## START Provided passage
Then it's going to take three segments, right?
So the sequence number for the movie
is going to start out at 3 instead of 2
and now I'd have to re-encrypt all my movies.
Well, that's not good.
The other problem is these aren't really
outstanding Initialization Vectors.
They've got lots of zeros in them.
The solution is to add an attribute
to the key that allows us
to specify an Initialization Vector
which is a 128 bit number.
And that Initialization Vector is going
to apply to all the subsequent segments
until I specify another Initialization Vector.
Now those of you who were looking closely might have noticed
that there was a new tag in these
playlists, the VERSION tag.
And the VERSION tag, we have to add the VERSION:2
because the Initialization Vector is not compatible
with the previous version, the old client wouldn't
be able to understand Initialization Vector.
So we have added the VERSION tag and that is required.
## END Provided passage
## START Collected material
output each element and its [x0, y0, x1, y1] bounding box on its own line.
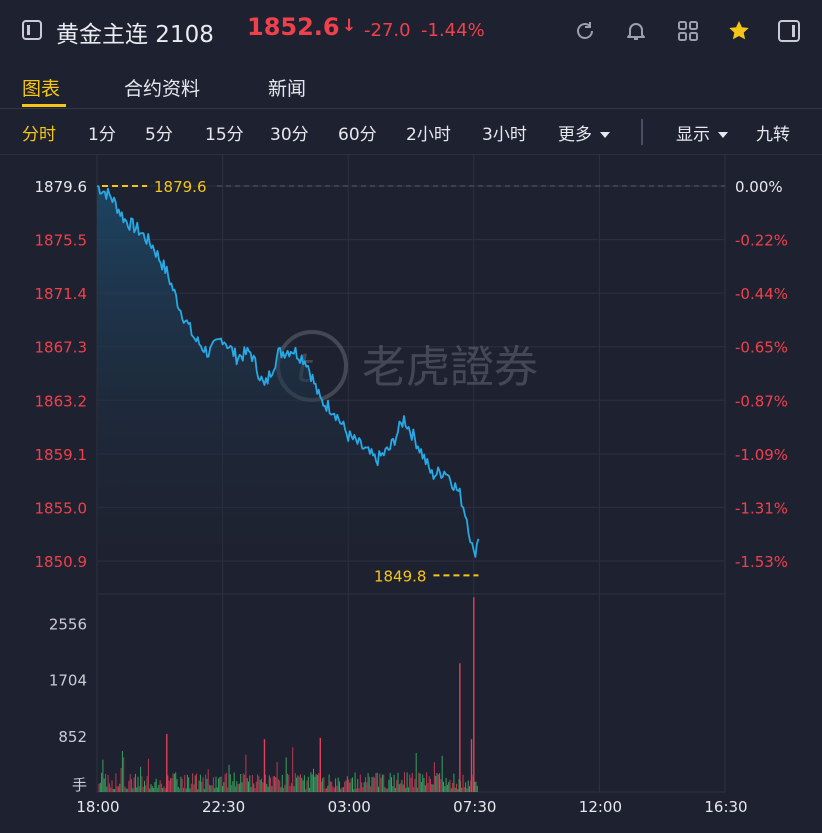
## END Collected material
__Work to complete__
**a)** Duplicate a stretch of the initialization vector transcript, starting at the words "So the sequence" and stopping after the words "another Initialization Vector.".
**b)** According to the initialization vector transcript, how large is the number that the added key attribute specifies?

__Solutions by task__
**a)**
So the sequence number for the movie
is going to start out at 3 instead of 2
and now I'd have to re-encrypt all my movies.
Well, that's not good.
The other problem is these aren't really
outstanding Initialization Vectors.
They've got lots of zeros in them.
The solution is to add an attribute
to the key that allows us
to specify an Initialization Vector
which is a 128 bit number.
And that Initialization Vector is going
to apply to all the subsequent segments
until I specify another Initialization Vector.

**b)** It is a 128-bit number.